- _The task_: Gather all lines from the material that contain the word "กษาป".

- _Information given_:
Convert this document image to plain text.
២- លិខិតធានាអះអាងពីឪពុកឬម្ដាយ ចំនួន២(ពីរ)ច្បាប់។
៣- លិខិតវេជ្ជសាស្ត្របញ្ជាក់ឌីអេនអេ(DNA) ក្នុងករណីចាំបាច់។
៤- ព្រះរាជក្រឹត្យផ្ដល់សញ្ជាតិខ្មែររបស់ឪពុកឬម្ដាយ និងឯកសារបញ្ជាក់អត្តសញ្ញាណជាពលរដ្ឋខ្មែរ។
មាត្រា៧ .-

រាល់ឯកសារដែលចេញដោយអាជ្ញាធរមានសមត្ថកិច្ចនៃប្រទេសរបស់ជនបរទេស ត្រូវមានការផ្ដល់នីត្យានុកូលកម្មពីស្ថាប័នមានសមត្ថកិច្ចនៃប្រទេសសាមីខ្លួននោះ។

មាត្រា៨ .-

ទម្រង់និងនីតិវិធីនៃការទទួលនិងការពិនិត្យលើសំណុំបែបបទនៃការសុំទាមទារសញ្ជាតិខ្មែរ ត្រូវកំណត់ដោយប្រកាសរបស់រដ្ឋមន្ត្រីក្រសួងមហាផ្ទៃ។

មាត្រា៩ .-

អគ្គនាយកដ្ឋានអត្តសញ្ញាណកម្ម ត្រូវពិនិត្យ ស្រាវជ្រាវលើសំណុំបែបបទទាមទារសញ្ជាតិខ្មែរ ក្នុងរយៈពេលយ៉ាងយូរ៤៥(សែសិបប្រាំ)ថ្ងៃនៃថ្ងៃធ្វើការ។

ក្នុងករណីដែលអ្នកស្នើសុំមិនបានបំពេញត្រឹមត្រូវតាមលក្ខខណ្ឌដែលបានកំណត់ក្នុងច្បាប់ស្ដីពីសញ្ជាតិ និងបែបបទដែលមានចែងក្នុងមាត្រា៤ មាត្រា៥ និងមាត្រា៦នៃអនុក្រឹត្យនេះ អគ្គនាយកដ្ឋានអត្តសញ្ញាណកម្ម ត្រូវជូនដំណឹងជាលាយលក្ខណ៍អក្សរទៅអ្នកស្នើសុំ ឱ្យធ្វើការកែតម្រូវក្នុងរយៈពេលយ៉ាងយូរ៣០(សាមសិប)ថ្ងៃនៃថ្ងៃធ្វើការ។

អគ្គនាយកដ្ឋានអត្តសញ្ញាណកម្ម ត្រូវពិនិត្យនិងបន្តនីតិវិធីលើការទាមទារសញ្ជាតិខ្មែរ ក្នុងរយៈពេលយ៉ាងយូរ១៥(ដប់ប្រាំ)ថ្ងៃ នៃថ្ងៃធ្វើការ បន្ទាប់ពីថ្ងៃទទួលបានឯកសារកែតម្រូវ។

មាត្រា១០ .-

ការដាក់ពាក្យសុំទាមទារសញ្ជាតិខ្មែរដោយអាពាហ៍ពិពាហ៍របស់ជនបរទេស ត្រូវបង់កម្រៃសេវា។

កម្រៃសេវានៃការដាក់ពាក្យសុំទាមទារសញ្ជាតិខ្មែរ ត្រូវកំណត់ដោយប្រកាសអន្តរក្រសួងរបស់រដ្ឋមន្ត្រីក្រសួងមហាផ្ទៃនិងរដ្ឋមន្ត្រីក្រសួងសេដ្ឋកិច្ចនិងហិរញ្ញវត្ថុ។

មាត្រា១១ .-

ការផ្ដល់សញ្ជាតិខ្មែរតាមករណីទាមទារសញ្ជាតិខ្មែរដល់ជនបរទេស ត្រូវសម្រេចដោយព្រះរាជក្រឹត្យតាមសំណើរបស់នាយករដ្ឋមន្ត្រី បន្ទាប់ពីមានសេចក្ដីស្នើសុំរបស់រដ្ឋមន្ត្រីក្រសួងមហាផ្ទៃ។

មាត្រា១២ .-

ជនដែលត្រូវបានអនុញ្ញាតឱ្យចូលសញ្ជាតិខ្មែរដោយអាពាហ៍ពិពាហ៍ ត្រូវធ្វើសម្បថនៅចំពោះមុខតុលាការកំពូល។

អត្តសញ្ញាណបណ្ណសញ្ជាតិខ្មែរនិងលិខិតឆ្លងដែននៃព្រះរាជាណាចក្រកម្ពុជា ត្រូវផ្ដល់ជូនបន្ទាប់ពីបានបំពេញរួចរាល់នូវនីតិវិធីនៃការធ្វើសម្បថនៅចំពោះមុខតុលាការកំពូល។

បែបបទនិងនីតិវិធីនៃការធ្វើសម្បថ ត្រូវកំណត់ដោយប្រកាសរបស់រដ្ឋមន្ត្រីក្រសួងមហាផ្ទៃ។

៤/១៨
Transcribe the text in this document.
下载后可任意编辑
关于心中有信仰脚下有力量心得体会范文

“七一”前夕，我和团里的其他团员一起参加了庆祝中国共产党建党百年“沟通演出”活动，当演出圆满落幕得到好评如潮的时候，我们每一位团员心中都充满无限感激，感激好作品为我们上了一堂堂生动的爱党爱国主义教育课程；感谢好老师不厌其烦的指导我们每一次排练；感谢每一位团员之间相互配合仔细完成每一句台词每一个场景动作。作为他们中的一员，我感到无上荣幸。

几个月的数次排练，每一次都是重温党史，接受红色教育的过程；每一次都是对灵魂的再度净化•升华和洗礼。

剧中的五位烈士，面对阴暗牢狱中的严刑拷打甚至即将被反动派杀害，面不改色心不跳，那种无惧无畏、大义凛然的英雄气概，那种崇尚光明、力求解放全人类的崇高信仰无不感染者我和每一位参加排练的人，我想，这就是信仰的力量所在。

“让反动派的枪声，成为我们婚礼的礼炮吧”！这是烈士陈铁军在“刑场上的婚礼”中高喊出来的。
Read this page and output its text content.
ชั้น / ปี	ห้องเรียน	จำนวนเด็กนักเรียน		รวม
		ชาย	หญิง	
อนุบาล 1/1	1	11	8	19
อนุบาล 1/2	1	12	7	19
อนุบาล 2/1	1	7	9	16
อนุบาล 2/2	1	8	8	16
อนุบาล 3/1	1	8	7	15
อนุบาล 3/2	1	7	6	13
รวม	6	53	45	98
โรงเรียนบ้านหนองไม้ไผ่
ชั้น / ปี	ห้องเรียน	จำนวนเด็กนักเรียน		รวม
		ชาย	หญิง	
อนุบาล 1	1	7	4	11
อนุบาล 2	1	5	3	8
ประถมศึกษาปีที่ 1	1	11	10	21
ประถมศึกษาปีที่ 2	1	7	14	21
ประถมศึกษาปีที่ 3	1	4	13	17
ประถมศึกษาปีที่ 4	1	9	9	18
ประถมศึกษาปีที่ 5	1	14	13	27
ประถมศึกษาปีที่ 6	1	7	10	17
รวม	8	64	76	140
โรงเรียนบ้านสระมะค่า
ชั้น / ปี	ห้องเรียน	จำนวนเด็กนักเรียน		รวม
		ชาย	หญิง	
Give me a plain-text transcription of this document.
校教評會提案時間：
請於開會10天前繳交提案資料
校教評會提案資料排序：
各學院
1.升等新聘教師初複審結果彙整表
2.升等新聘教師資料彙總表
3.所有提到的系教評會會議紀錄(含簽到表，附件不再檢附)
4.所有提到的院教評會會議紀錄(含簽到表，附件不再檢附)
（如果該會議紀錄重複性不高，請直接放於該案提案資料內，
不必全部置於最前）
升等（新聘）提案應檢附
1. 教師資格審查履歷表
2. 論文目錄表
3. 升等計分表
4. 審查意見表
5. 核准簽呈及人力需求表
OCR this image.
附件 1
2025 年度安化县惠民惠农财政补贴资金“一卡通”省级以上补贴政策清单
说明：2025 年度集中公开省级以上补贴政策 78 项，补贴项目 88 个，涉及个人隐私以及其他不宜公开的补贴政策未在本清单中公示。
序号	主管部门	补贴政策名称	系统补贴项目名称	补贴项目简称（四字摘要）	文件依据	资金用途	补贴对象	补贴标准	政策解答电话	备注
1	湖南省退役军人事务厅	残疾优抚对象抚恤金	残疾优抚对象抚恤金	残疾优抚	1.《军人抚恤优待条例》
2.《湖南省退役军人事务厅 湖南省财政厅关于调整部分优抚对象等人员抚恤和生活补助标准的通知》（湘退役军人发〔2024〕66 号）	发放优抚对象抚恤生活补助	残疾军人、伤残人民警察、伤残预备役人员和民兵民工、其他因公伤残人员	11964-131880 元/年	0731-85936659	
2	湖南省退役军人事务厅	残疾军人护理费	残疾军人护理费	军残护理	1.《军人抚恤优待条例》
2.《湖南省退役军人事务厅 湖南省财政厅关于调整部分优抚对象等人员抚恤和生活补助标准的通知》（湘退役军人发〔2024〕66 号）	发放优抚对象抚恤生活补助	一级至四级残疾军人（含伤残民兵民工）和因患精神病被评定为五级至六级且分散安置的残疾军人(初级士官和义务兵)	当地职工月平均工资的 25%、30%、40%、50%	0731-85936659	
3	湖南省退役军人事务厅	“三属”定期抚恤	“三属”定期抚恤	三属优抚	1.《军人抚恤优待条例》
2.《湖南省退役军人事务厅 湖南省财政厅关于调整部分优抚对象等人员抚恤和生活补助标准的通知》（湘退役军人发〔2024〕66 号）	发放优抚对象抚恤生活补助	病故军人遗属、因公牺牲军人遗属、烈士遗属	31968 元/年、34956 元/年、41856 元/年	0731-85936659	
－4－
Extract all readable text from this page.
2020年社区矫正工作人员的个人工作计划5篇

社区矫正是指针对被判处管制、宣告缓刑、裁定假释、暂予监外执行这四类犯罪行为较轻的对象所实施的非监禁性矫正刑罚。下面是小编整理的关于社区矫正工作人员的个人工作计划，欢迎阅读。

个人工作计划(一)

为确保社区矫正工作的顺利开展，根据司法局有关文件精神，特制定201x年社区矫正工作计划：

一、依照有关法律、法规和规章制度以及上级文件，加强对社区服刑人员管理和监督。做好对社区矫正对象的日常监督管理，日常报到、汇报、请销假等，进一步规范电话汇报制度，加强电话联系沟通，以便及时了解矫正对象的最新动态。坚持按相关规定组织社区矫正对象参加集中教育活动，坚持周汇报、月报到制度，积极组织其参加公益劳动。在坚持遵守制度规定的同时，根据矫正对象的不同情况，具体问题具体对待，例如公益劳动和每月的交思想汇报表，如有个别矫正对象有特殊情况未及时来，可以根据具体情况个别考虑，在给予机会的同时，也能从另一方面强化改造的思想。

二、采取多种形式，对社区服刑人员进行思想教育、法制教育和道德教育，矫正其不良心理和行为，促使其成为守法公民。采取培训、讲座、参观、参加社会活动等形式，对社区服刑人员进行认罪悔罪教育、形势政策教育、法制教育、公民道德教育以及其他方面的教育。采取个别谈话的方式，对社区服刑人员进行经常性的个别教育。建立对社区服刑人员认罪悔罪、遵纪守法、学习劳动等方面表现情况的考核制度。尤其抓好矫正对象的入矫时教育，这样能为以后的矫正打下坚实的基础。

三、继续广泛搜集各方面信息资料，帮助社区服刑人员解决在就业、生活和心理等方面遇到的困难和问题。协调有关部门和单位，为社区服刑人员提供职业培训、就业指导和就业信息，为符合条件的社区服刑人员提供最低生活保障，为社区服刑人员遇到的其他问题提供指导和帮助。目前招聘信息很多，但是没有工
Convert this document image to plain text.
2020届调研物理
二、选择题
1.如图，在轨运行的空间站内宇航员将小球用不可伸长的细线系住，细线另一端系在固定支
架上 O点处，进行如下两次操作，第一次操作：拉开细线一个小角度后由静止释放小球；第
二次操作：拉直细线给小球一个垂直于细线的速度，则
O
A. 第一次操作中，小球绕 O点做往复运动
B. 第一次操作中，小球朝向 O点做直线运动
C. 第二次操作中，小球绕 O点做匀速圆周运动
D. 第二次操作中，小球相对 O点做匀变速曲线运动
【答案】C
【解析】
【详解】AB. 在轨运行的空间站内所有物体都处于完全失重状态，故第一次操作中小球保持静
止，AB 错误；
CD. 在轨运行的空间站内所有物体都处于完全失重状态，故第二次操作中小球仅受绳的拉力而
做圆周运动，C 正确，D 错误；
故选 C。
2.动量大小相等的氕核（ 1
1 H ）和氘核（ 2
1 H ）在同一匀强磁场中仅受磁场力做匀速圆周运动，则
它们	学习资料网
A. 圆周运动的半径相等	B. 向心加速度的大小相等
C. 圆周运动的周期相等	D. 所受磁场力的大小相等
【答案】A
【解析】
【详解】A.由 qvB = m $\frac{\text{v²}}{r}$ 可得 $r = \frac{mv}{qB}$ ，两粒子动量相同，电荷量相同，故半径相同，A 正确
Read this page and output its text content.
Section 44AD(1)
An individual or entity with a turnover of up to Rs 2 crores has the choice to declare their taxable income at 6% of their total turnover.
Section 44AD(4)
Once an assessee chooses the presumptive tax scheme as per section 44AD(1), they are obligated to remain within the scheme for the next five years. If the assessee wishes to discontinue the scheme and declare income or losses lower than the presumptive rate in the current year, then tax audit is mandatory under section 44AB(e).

- _Task answer_:
ประถมศึกษาปีที่ 1	1	11	10	21
ประถมศึกษาปีที่ 2	1	7	14	21
ประถมศึกษาปีที่ 3	1	4	13	17
ประถมศึกษาปีที่ 4	1	9	9	18
ประถมศึกษาปีที่ 5	1	14	13	27
ประถมศึกษาปีที่ 6	1	7	10	17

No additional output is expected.